> [Source extract]:
--------

Developing a Terraced Terrain Generator
In this blog post I will discuss some technical details and give a glimpse of Terraced Terrain Generator’s (TTG) development process. TTG is a free Unity tool for procedural generation of terraced terrain meshes. It’s open source and it’s on GitHub! Here are some examples of the type of terrains TTG is able to generate:
The post follows TTG’s four terrain generation steps: basic shape generation, mesh fragmentation, mesh sculpting and terrain slicing. Then, we discuss performance improvements and future developments. Finally, a short conclusion wraps the post up.
Let’s dive in TTG’s generation steps right away.
Step 1: Basic shape generation 📐
This step is responsible for generating the polygon that will server as a basic shape for the terrain. In order words, how the terrain will look like from a high up, top view.
Supported shapes
 Equilateral triangle.
 Any regular (equilateral and equiangular) polygon, from 4 to 10 sides.
Equilateral triangle
Generating an equilateral triangle is trivial: create 3 vertices equally distant from the center of the terrain. Each pair forms a 60° angle with the center.
Any regular polygon
All other regular polygons (independent of the number of sides) will be generated using the same strategy. We take advantage of the fact that regular polygons can be created by composing triangles and define all polygon generation based on it. Regular polygons are perfect for this task because their vertices are equidistant from the polygon’s center.
💡 Although it is possible to generate polygons with any number of sides using this strategy, the number of sides is limited to 10.
Square
A square can be created by overlapping 2 isosceles, rightangled triangles on their hypotenuses. The triangles are created in a similar manner to the equilateral triangles described above, but vertices are recycled to save memory. A square contains 4 vertices and 2 triangles.
Pentagon
A pentagon can also be created using triangles, but differently from the strategies described above. A vertex is placed on the center of the pentagon and it’s used by all triangles that compose the polygon. All other vertices are equidistant from the center vertex. Once again, vertices are recycled to save memory.
Other regular polygons
Other regular polygons with more than 5 sides are created using the same strategy as the pentagon’s, just increasing the number of vertices. For example, here’s a decagon:
Step 2: Mesh fragmentation 🧨
The basic shape generated by the previous step does not contain enough vertices and triangles to generate a nice terrain. We need to fragment it into smaller triangles to increase its detail and resolution.

--------

> [Extracted entries]:
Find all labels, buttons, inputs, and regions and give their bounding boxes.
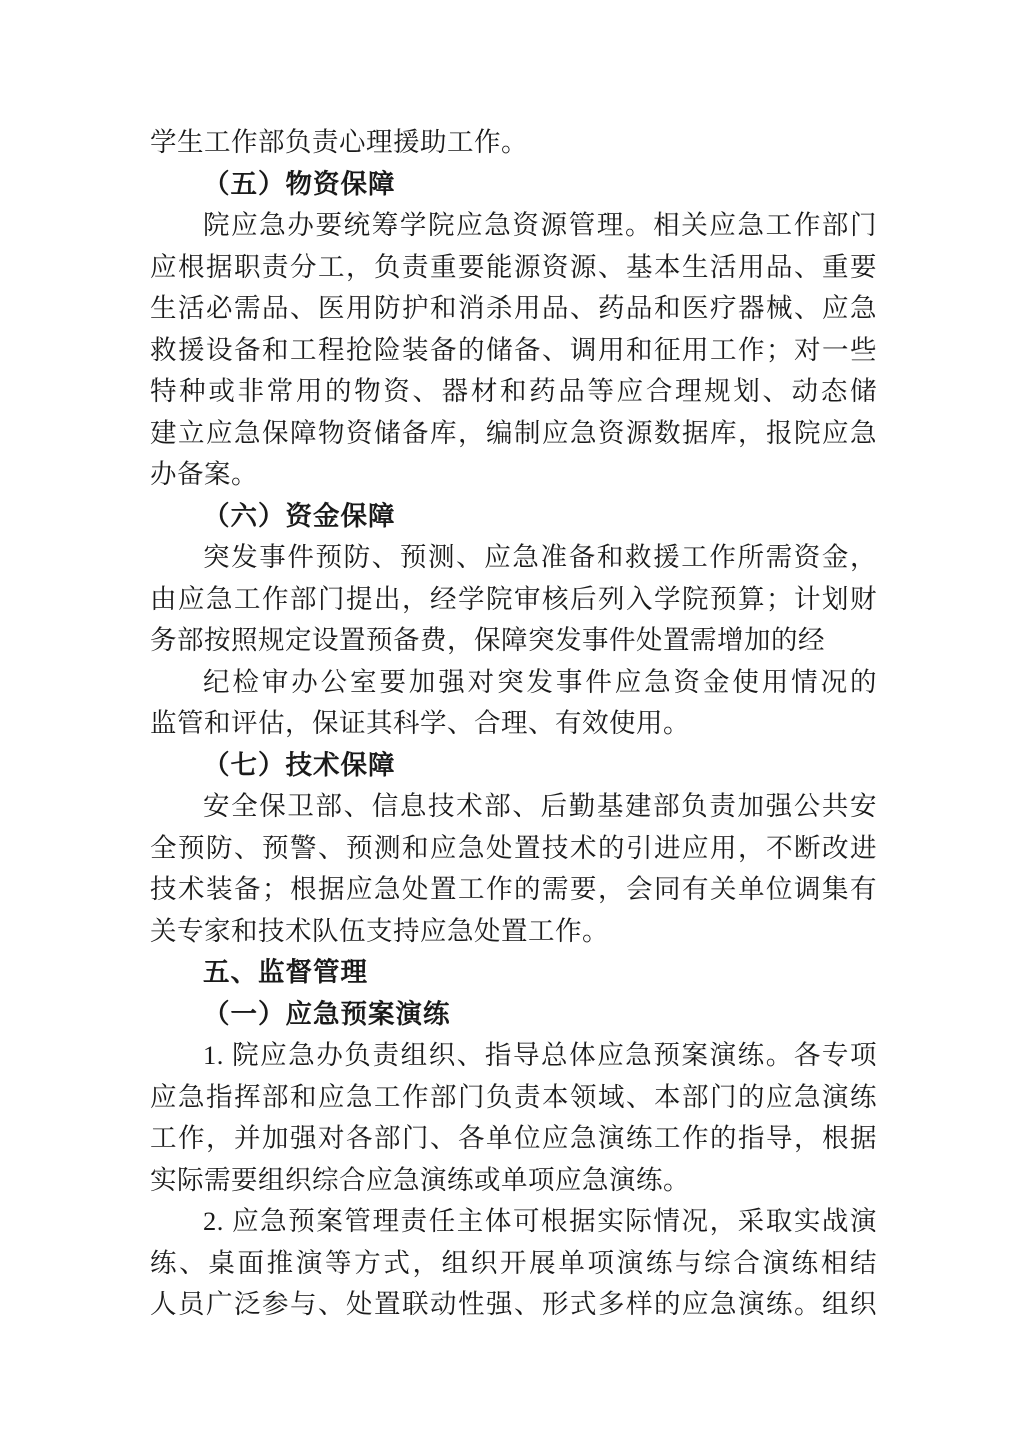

--------

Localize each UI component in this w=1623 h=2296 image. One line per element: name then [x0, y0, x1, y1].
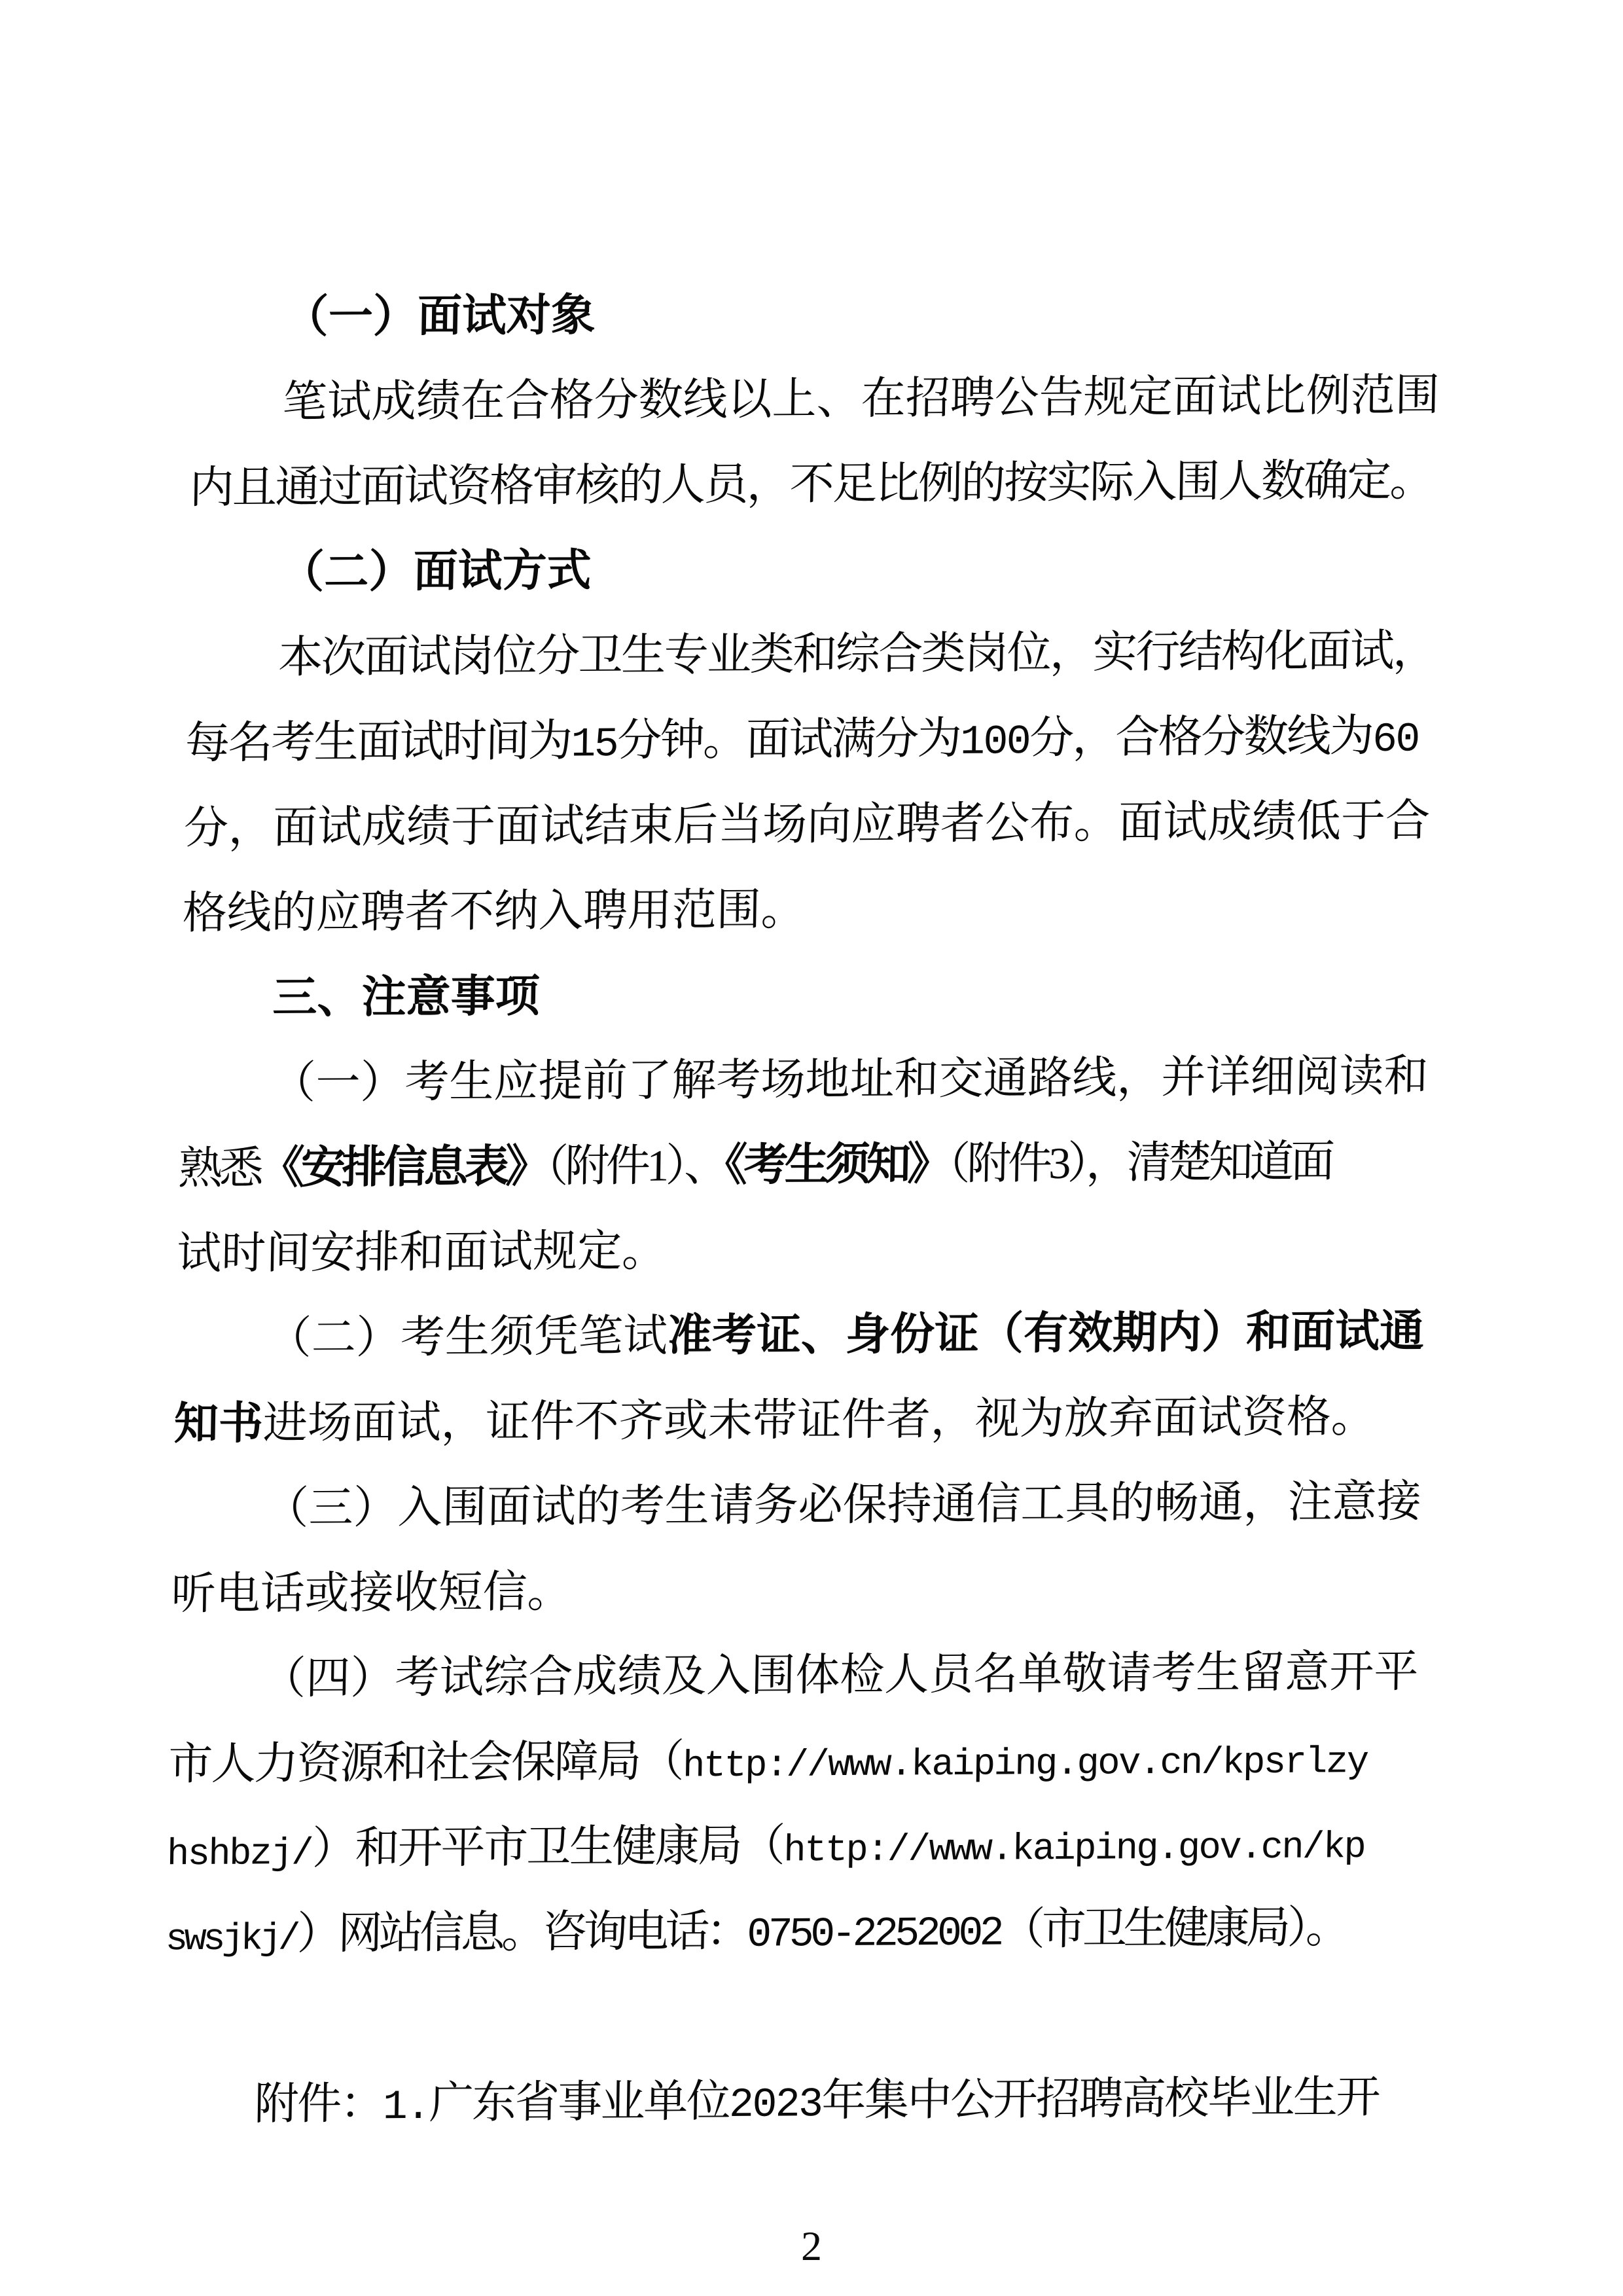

--------

> [The tasks]:
**1.** For each statement below, say whether it agrees with the TTG post. Answer yes or no and quote the deciding words of the post. (a) The tool limits generated polygons to at most 10 sides. (b) A square is built by overlapping two equilateral triangles. (c) In a pentagon, one vertex sits at the center and is shared by every triangle.
**2.** Return the stretch of the TTG post from "Developing a Terraced" through "up, top view.", copied word for word.

> [Answers to the exercises]:
**1.**
(a) Yes: "the number of sides is limited to 10."
(b) No: "A square can be created by overlapping 2 isosceles, rightangled triangles on their hypotenuses."
(c) Yes: "A vertex is placed on the center of the pentagon and it’s used by all triangles that compose the polygon."

**2.**
Developing a Terraced Terrain Generator
In this blog post I will discuss some technical details and give a glimpse of Terraced Terrain Generator’s (TTG) development process. TTG is a free Unity tool for procedural generation of terraced terrain meshes. It’s open source and it’s on GitHub! Here are some examples of the type of terrains TTG is able to generate:
The post follows TTG’s four terrain generation steps: basic shape generation, mesh fragmentation, mesh sculpting and terrain slicing. Then, we discuss performance improvements and future developments. Finally, a short conclusion wraps the post up.
Let’s dive in TTG’s generation steps right away.
Step 1: Basic shape generation 📐
This step is responsible for generating the polygon that will server as a basic shape for the terrain. In order words, how the terrain will look like from a high up, top view.